◆ Exercise ◆
Copy each line of the entries that contains the word "this".

◆ Source material ◆
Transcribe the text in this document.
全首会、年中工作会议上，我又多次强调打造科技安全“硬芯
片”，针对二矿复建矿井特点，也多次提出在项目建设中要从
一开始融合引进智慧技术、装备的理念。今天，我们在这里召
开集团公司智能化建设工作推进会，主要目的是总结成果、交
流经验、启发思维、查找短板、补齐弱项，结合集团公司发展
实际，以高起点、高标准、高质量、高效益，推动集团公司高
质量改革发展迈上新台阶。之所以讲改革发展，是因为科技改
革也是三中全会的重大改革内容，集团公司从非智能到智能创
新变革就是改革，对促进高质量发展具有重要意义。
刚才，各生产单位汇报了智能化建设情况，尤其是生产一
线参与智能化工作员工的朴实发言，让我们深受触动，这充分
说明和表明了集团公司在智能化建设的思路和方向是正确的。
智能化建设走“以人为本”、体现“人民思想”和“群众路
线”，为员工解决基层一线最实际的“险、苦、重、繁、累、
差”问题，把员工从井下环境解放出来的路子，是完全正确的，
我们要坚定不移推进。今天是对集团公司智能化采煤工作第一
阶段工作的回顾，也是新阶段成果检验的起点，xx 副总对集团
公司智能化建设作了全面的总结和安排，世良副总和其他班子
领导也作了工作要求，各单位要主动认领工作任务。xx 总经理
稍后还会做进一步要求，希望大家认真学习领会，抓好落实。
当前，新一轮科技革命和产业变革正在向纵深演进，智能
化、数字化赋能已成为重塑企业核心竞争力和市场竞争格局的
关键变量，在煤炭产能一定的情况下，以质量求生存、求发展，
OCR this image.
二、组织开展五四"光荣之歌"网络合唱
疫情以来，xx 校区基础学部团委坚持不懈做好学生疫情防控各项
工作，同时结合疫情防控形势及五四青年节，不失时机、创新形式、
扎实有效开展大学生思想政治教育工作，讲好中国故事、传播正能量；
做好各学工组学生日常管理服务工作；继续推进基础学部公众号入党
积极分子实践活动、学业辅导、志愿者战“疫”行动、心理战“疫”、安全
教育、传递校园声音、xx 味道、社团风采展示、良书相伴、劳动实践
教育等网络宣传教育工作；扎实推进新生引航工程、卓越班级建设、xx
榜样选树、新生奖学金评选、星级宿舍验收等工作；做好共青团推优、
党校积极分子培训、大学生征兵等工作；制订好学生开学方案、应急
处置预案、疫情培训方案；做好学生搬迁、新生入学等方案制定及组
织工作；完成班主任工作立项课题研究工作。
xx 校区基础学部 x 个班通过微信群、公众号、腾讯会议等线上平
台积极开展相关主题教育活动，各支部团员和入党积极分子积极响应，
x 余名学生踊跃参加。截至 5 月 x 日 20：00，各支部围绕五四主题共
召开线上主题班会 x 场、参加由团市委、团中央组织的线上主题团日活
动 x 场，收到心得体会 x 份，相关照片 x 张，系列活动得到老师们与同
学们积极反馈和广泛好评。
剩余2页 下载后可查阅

◆ Task solution ◆
Transcribe the text in this document.
OCR this image.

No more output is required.